*Written problem:*
Extract, from the listing that follows, each line containing the word "SHIPMENT".

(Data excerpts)
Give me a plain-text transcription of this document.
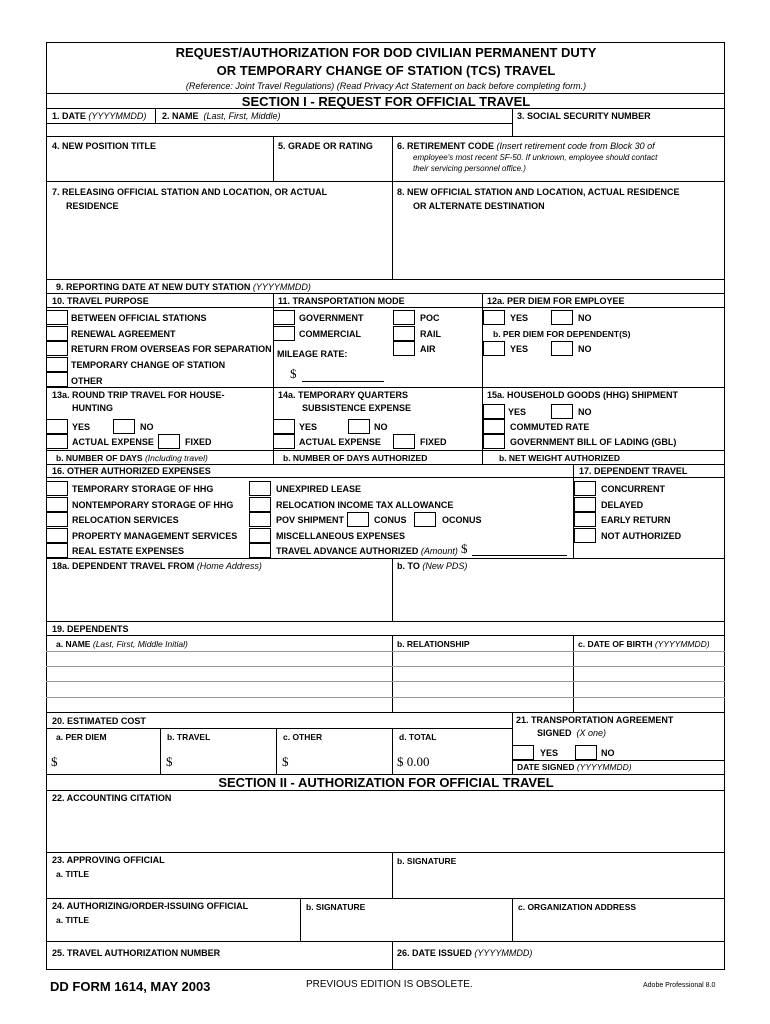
REQUEST/AUTHORIZATION FOR DOD CIVILIAN PERMANENT DUTY
OR TEMPORARY CHANGE OF STATION (TCS) TRAVEL
(Reference: Joint Travel Regulations) (Read Privacy Act Statement on back before completing form.)
SECTION I - REQUEST FOR OFFICIAL TRAVEL
1. DATE (YYYYMMDD) 2. NAME (Last, First, Middle)	3. SOCIAL SECURITY NUMBER
4. NEW POSITION TITLE	5. GRADE OR RATING	6. RETIREMENT CODE (Insert retirement code from Block 30 of
employee's most recent SF-50. If unknown, employee should contact
their servicing personnel office.)
7. RELEASING OFFICIAL STATION AND LOCATION, OR ACTUAL
RESIDENCE
8. NEW OFFICIAL STATION AND LOCATION, ACTUAL RESIDENCE
OR ALTERNATE DESTINATION
9. REPORTING DATE AT NEW DUTY STATION (YYYYMMDD)
10. TRAVEL PURPOSE	11. TRANSPORTATION MODE	12a. PER DIEM FOR EMPLOYEE
BETWEEN OFFICIAL STATIONS
RENEWAL AGREEMENT
RETURN FROM OVERSEAS FOR SEPARATION
TEMPORARY CHANGE OF STATION
OTHER
GOVERNMENT
COMMERCIAL
POC
RAIL
AIR
MILEAGE RATE:
$
YES	NO
b. PER DIEM FOR DEPENDENT(S)
YES	NO
13a. ROUND TRIP TRAVEL FOR HOUSE-
HUNTING
14a. TEMPORARY QUARTERS
SUBSISTENCE EXPENSE
15a. HOUSEHOLD GOODS (HHG) SHIPMENT
YES	NO
ACTUAL EXPENSE	FIXED
YES	NO
ACTUAL EXPENSE	FIXED
YES	NO
COMMUTED RATE
GOVERNMENT BILL OF LADING (GBL)
b. NUMBER OF DAYS (Including travel)	b. NUMBER OF DAYS AUTHORIZED	b. NET WEIGHT AUTHORIZED
16. OTHER AUTHORIZED EXPENSES	17. DEPENDENT TRAVEL
TEMPORARY STORAGE OF HHG
NONTEMPORARY STORAGE OF HHG
RELOCATION SERVICES
PROPERTY MANAGEMENT SERVICES
REAL ESTATE EXPENSES
UNEXPIRED LEASE
RELOCATION INCOME TAX ALLOWANCE
POV SHIPMENT	CONUS	OCONUS
MISCELLANEOUS EXPENSES
TRAVEL ADVANCE AUTHORIZED (Amount) $
CONCURRENT
DELAYED
EARLY RETURN
NOT AUTHORIZED
18a. DEPENDENT TRAVEL FROM (Home Address)	b. TO (New PDS)
19. DEPENDENTS
a. NAME (Last, First, Middle Initial)	b. RELATIONSHIP	c. DATE OF BIRTH (YYYYMMDD)
20. ESTIMATED COST	21. TRANSPORTATION AGREEMENT
SIGNED (X one)
a. PER DIEM	b. TRAVEL	c. OTHER	d. TOTAL
$	$	$	$ 0.00
YES	NO
DATE SIGNED (YYYYMMDD)
SECTION II - AUTHORIZATION FOR OFFICIAL TRAVEL
22. ACCOUNTING CITATION
23. APPROVING OFFICIAL
a. TITLE
b. SIGNATURE
24. AUTHORIZING/ORDER-ISSUING OFFICIAL
a. TITLE
b. SIGNATURE	c. ORGANIZATION ADDRESS
25. TRAVEL AUTHORIZATION NUMBER	26. DATE ISSUED (YYYYMMDD)
DD FORM 1614, MAY 2003	PREVIOUS EDITION IS OBSOLETE.	Adobe Professional 8.0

*Exercise result:*
15a. HOUSEHOLD GOODS (HHG) SHIPMENT
POV SHIPMENT	CONUS	OCONUS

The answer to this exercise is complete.